Dataset items:
——

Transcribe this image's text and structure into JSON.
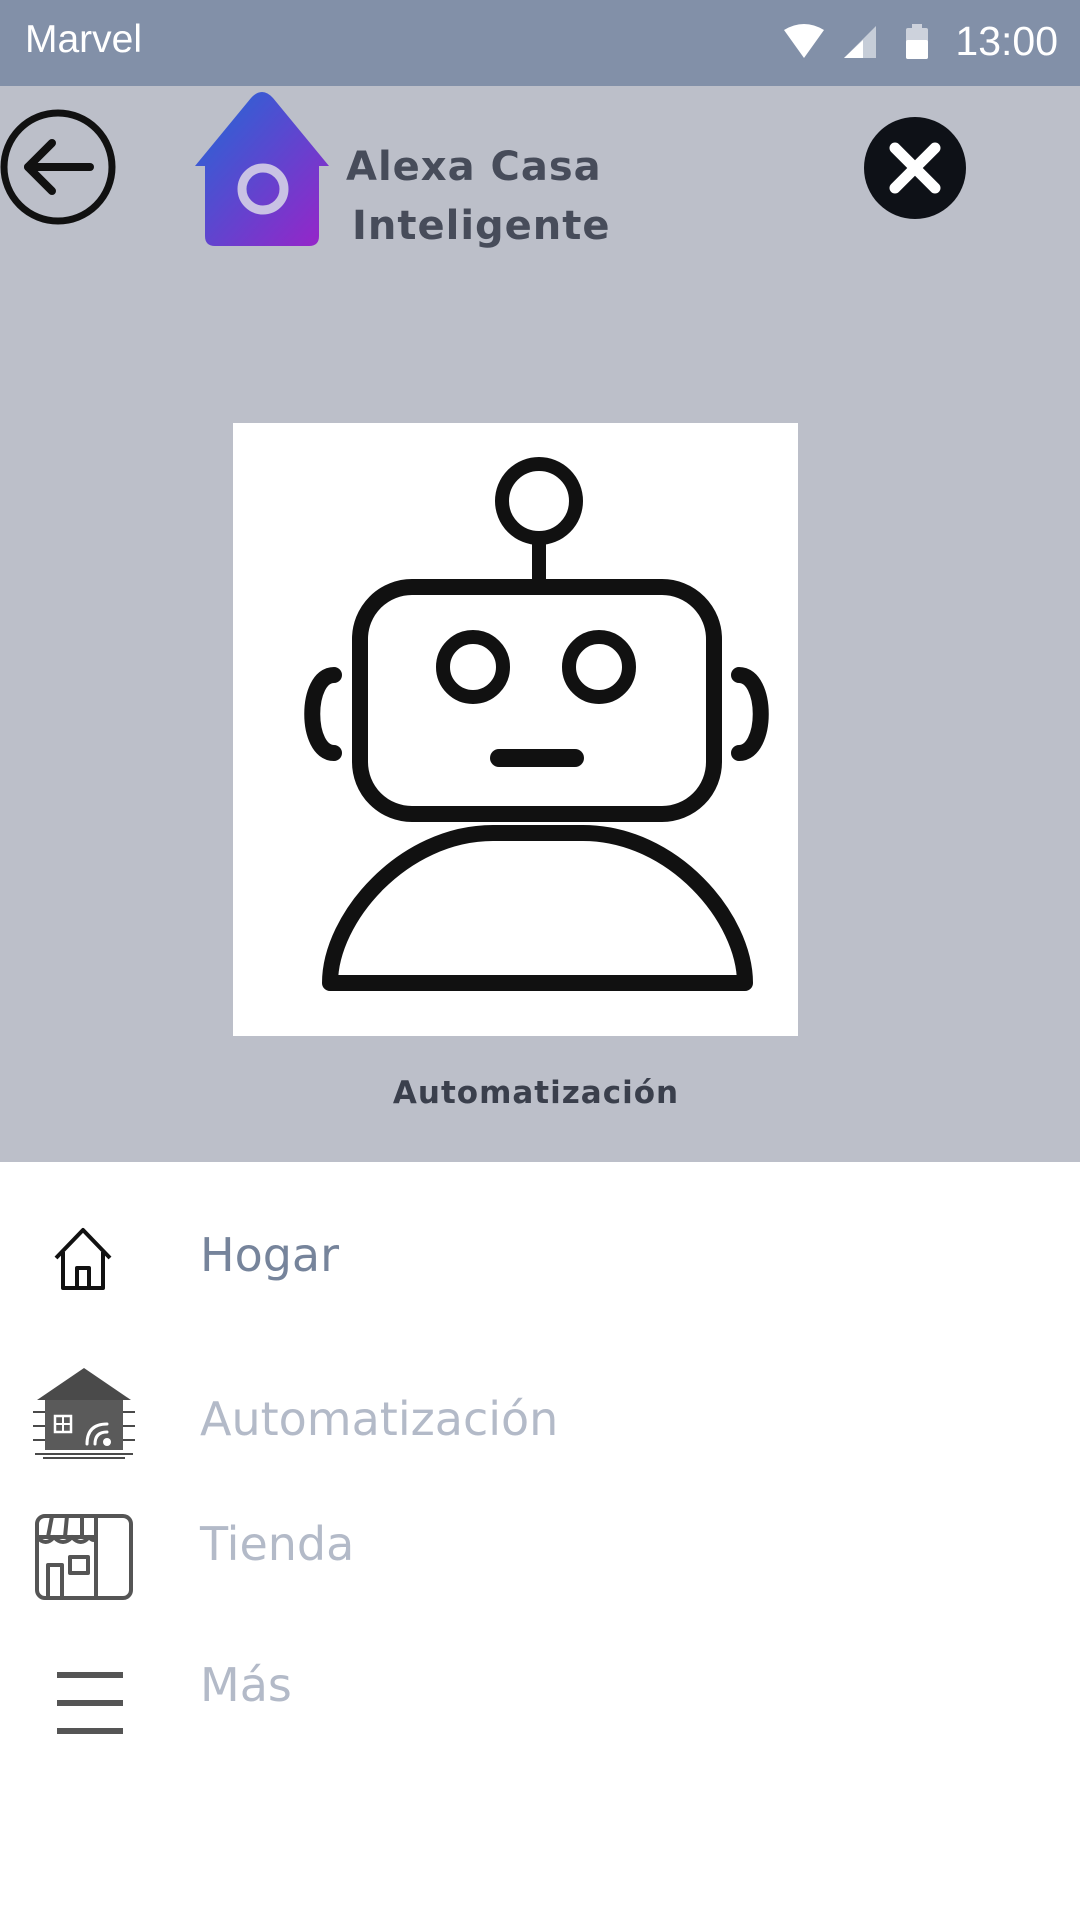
{
  "statusbar": {
    "carrier": "Marvel",
    "time": "13:00",
    "icons": [
      "wifi-icon",
      "signal-icon",
      "battery-icon"
    ]
  },
  "header": {
    "title_line1": "Alexa Casa",
    "title_line2": "Inteligente",
    "back_icon": "arrow-left-circle-icon",
    "close_icon": "close-circle-icon",
    "logo_icon": "home-logo-icon"
  },
  "feature": {
    "image_icon": "robot-icon",
    "caption": "Automatización"
  },
  "menu": {
    "items": [
      {
        "label": "Hogar",
        "icon": "home-outline-icon",
        "active": true
      },
      {
        "label": "Automatización",
        "icon": "smart-house-icon",
        "active": false
      },
      {
        "label": "Tienda",
        "icon": "store-icon",
        "active": false
      },
      {
        "label": "Más",
        "icon": "menu-icon",
        "active": false
      }
    ]
  },
  "colors": {
    "statusbar_bg": "#8290a8",
    "header_bg": "#bcbfc9",
    "active_label": "#76849b",
    "inactive_label": "#b3bac8",
    "logo_gradient_start": "#1f6ad6",
    "logo_gradient_end": "#9a23c8"
  }
}
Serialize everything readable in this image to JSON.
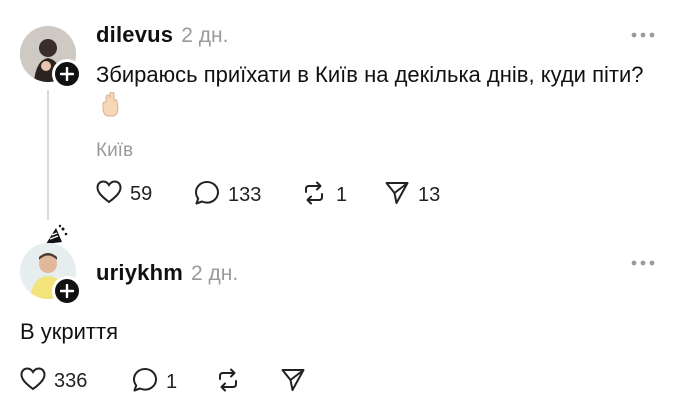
{
  "post": {
    "username": "dilevus",
    "time": "2 дн.",
    "text": "Збираюсь приїхати в Київ на декілька днів, куди піти?",
    "location": "Київ",
    "likes": "59",
    "replies": "133",
    "reposts": "1",
    "shares": "13",
    "icons": [
      "avatar",
      "follow-plus-icon",
      "more-icon",
      "hand-emoji-icon",
      "heart-icon",
      "comment-icon",
      "repost-icon",
      "share-icon"
    ]
  },
  "reply": {
    "username": "uriykhm",
    "time": "2 дн.",
    "text": "В укриття",
    "likes": "336",
    "replies": "1",
    "icons": [
      "avatar",
      "follow-plus-icon",
      "more-icon",
      "heart-icon",
      "comment-icon",
      "repost-icon",
      "share-icon"
    ]
  },
  "colors": {
    "text": "#111111",
    "muted": "#9a9a9a",
    "line": "#dadada",
    "background": "#ffffff"
  }
}
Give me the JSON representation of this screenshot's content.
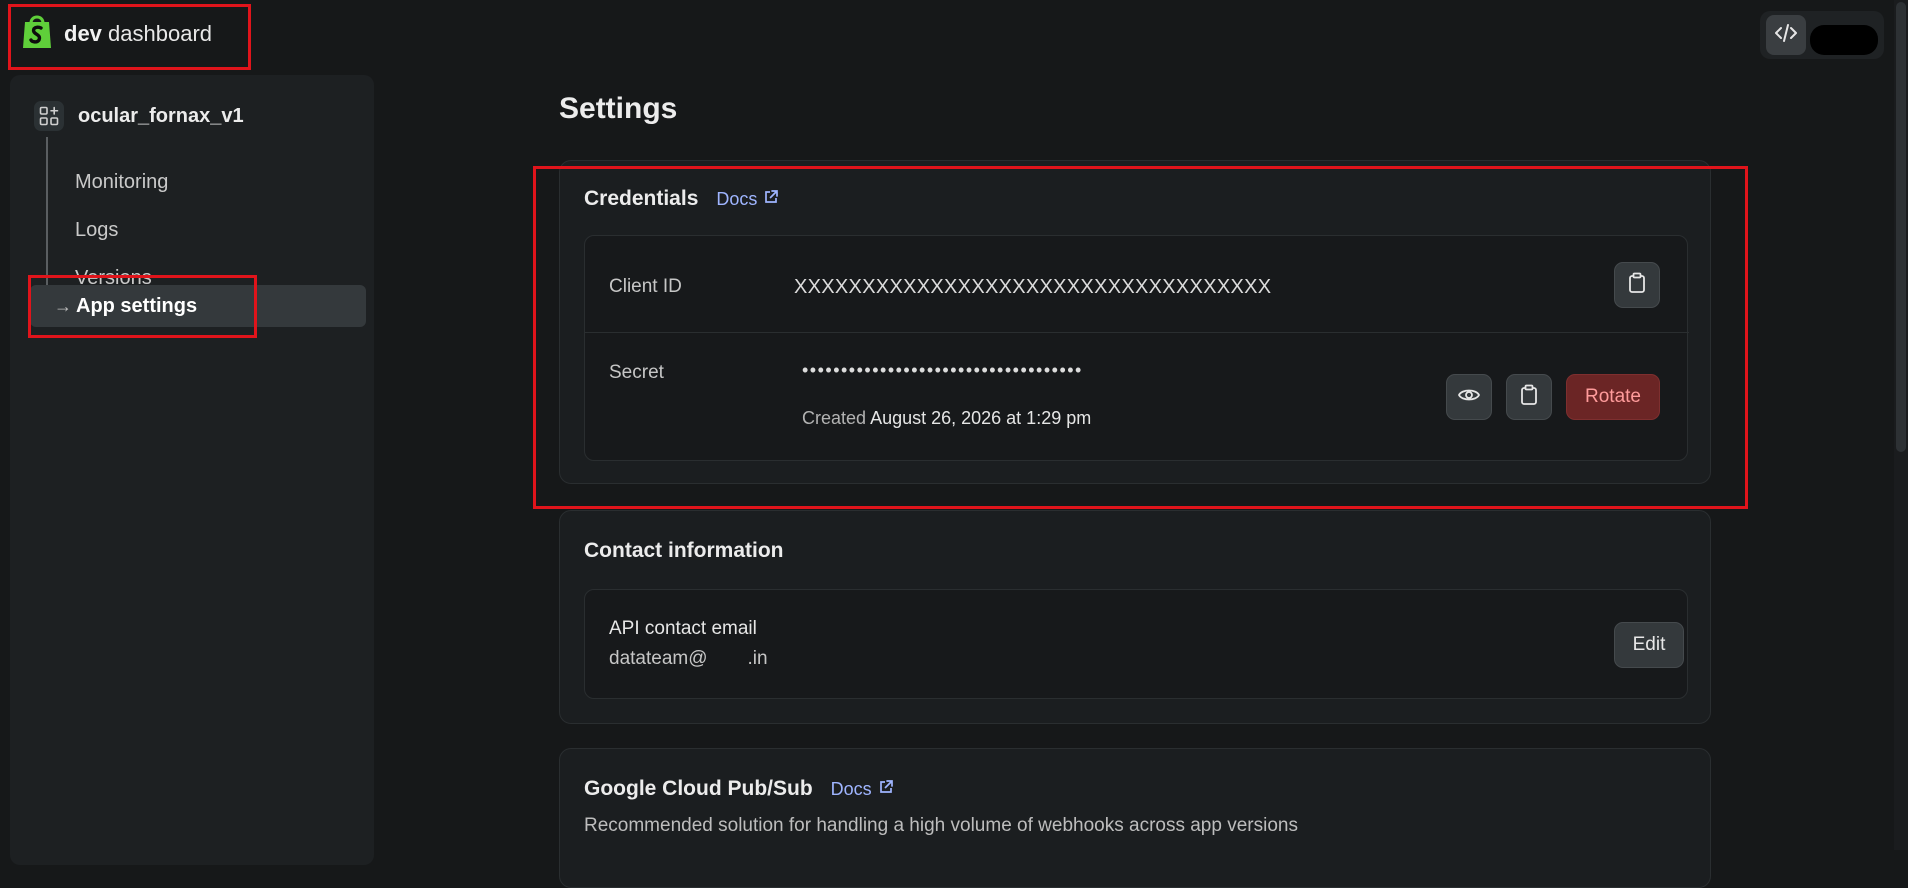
{
  "brand": {
    "bold": "dev",
    "rest": "dashboard",
    "accent": "#5fcf3a"
  },
  "sidebar": {
    "app_name": "ocular_fornax_v1",
    "items": [
      {
        "label": "Monitoring"
      },
      {
        "label": "Logs"
      },
      {
        "label": "Versions"
      },
      {
        "label": "App settings",
        "active": true
      }
    ]
  },
  "main": {
    "title": "Settings",
    "credentials": {
      "title": "Credentials",
      "docs_label": "Docs",
      "client_id_label": "Client ID",
      "client_id_value": "XXXXXXXXXXXXXXXXXXXXXXXXXXXXXXXXXXX",
      "secret_label": "Secret",
      "secret_value": "••••••••••••••••••••••••••••••••••••",
      "created_prefix": "Created",
      "created_value": "August 26, 2026 at 1:29 pm",
      "rotate_label": "Rotate"
    },
    "contact": {
      "title": "Contact information",
      "email_label": "API contact email",
      "email_prefix": "datateam@",
      "email_suffix": ".in",
      "edit_label": "Edit"
    },
    "pubsub": {
      "title": "Google Cloud Pub/Sub",
      "docs_label": "Docs",
      "description": "Recommended solution for handling a high volume of webhooks across app versions"
    }
  },
  "colors": {
    "highlight": "#e0141b",
    "rotate_bg": "#6b2525",
    "link": "#9fb5ff"
  }
}
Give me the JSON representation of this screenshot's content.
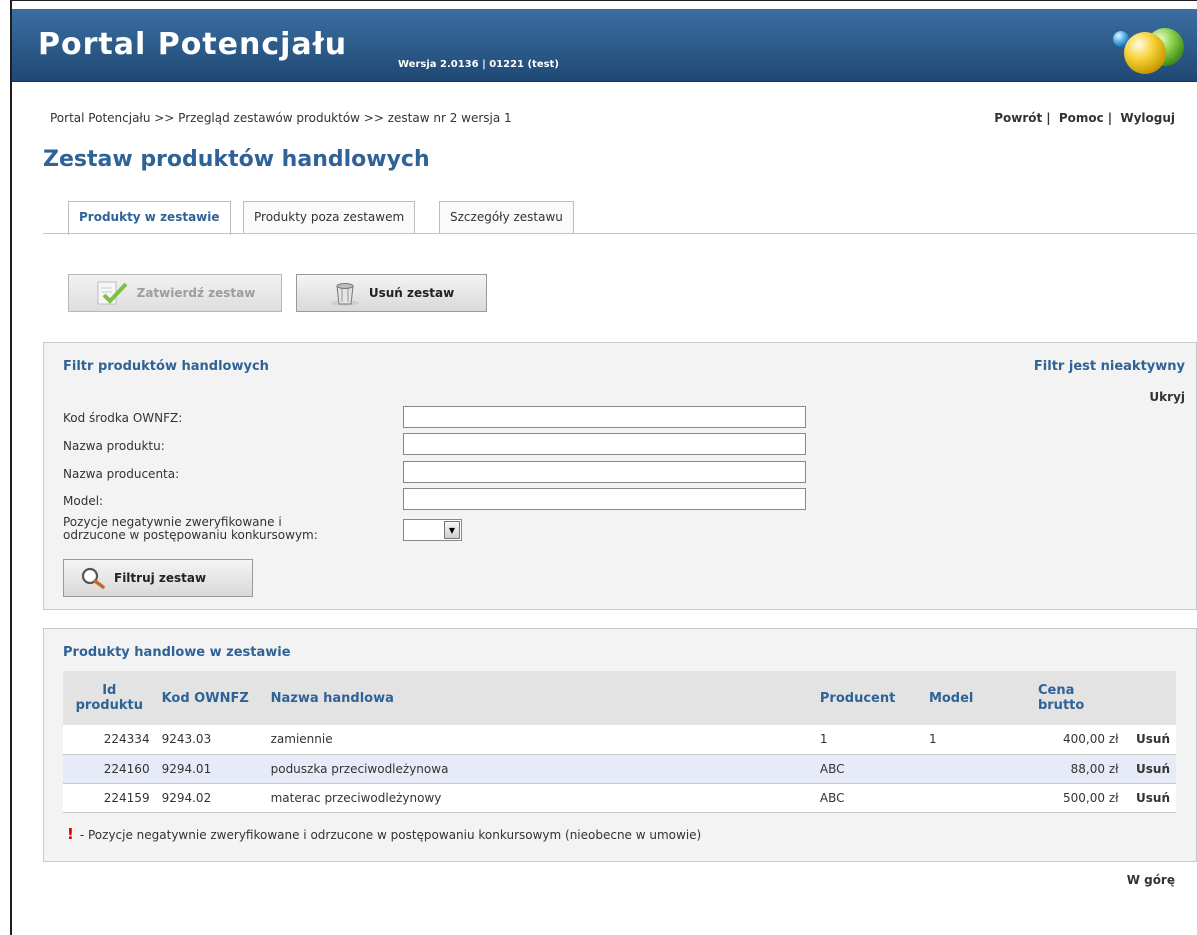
{
  "header": {
    "app_title": "Portal Potencjału",
    "version": "Wersja 2.0136 | 01221 (test)"
  },
  "breadcrumb": "Portal Potencjału >> Przegląd zestawów produktów >> zestaw nr 2 wersja 1",
  "top_links": {
    "back": "Powrót",
    "help": "Pomoc",
    "logout": "Wyloguj"
  },
  "page_title": "Zestaw produktów handlowych",
  "tabs": [
    {
      "label": "Produkty w zestawie",
      "active": true
    },
    {
      "label": "Produkty poza zestawem",
      "active": false
    },
    {
      "label": "Szczegóły zestawu",
      "active": false
    }
  ],
  "actions": {
    "approve": "Zatwierdź zestaw",
    "delete": "Usuń zestaw"
  },
  "filter": {
    "title": "Filtr produktów handlowych",
    "status": "Filtr jest nieaktywny",
    "hide": "Ukryj",
    "fields": {
      "code_label": "Kod środka OWNFZ:",
      "code_value": "",
      "product_label": "Nazwa produktu:",
      "product_value": "",
      "producer_label": "Nazwa producenta:",
      "producer_value": "",
      "model_label": "Model:",
      "model_value": "",
      "negative_label_1": "Pozycje negatywnie zweryfikowane i",
      "negative_label_2": "odrzucone w postępowaniu konkursowym:",
      "negative_value": ""
    },
    "submit": "Filtruj zestaw"
  },
  "products": {
    "title": "Produkty handlowe w zestawie",
    "columns": {
      "id_1": "Id",
      "id_2": "produktu",
      "code": "Kod OWNFZ",
      "name": "Nazwa handlowa",
      "producer": "Producent",
      "model": "Model",
      "price_1": "Cena",
      "price_2": "brutto"
    },
    "rows": [
      {
        "id": "224334",
        "code": "9243.03",
        "name": "zamiennie",
        "producer": "1",
        "model": "1",
        "price": "400,00 zł",
        "action": "Usuń"
      },
      {
        "id": "224160",
        "code": "9294.01",
        "name": "poduszka przeciwodleżynowa",
        "producer": "ABC",
        "model": "",
        "price": "88,00 zł",
        "action": "Usuń"
      },
      {
        "id": "224159",
        "code": "9294.02",
        "name": "materac przeciwodleżynowy",
        "producer": "ABC",
        "model": "",
        "price": "500,00 zł",
        "action": "Usuń"
      }
    ],
    "legend_mark": "!",
    "legend_text": "- Pozycje negatywnie zweryfikowane i odrzucone w postępowaniu konkursowym (nieobecne w umowie)"
  },
  "footer": {
    "top_link": "W górę"
  },
  "colors": {
    "header_blue": "#2c5a89",
    "title_blue": "#2f6296",
    "alt_row": "#e6ebf7",
    "legend_red": "#d00000"
  }
}
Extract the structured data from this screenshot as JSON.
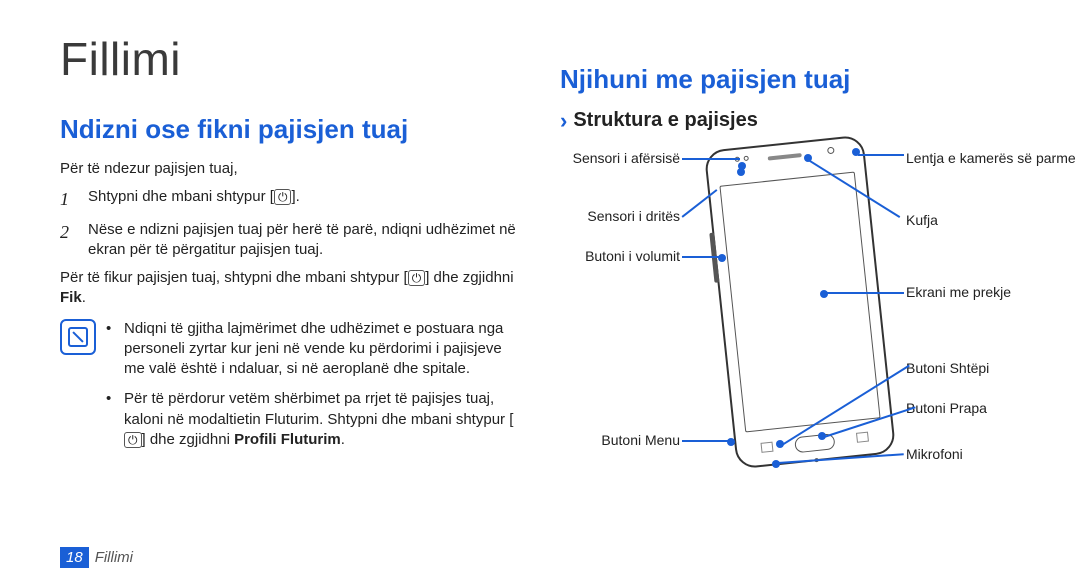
{
  "title": "Fillimi",
  "left": {
    "section_title": "Ndizni ose fikni pajisjen tuaj",
    "intro": "Për të ndezur pajisjen tuaj,",
    "step1_num": "1",
    "step1_text": "Shtypni dhe mbani shtypur [",
    "step1_text2": "].",
    "step2_num": "2",
    "step2_text": "Nëse e ndizni pajisjen tuaj për herë të parë, ndiqni udhëzimet në ekran për të përgatitur pajisjen tuaj.",
    "off_text1": "Për të fikur pajisjen tuaj, shtypni dhe mbani shtypur [",
    "off_text2": "] dhe zgjidhni ",
    "off_bold": "Fik",
    "off_text3": ".",
    "bullet1_a": "Ndiqni të gjitha lajmërimet dhe udhëzimet e postuara nga personeli zyrtar kur jeni në vende ku përdorimi i pajisjeve me valë është i ndaluar, si në aeroplanë dhe spitale.",
    "bullet2_a": "Për të përdorur vetëm shërbimet pa rrjet të pajisjes tuaj, kaloni në modaltietin Fluturim. Shtypni dhe mbani shtypur [",
    "bullet2_b": "] dhe zgjidhni ",
    "bullet2_bold": "Profili Fluturim",
    "bullet2_c": "."
  },
  "right": {
    "section_title": "Njihuni me pajisjen tuaj",
    "sub_title": "Struktura e pajisjes",
    "labels": {
      "proximity": "Sensori i afërsisë",
      "light": "Sensori i dritës",
      "volume": "Butoni i volumit",
      "menu": "Butoni Menu",
      "front_cam": "Lentja e kamerës\nsë parme",
      "earpiece": "Kufja",
      "screen": "Ekrani me prekje",
      "home": "Butoni Shtëpi",
      "back": "Butoni Prapa",
      "mic": "Mikrofoni"
    }
  },
  "footer": {
    "page": "18",
    "name": "Fillimi"
  }
}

——

Given task ▸ List all lines from the entries that include the word "home".

Exercise output ▸
    "logo_icon": "home-logo-icon"
        "icon": "home-outline-icon",
      "home": "Butoni Shtëpi",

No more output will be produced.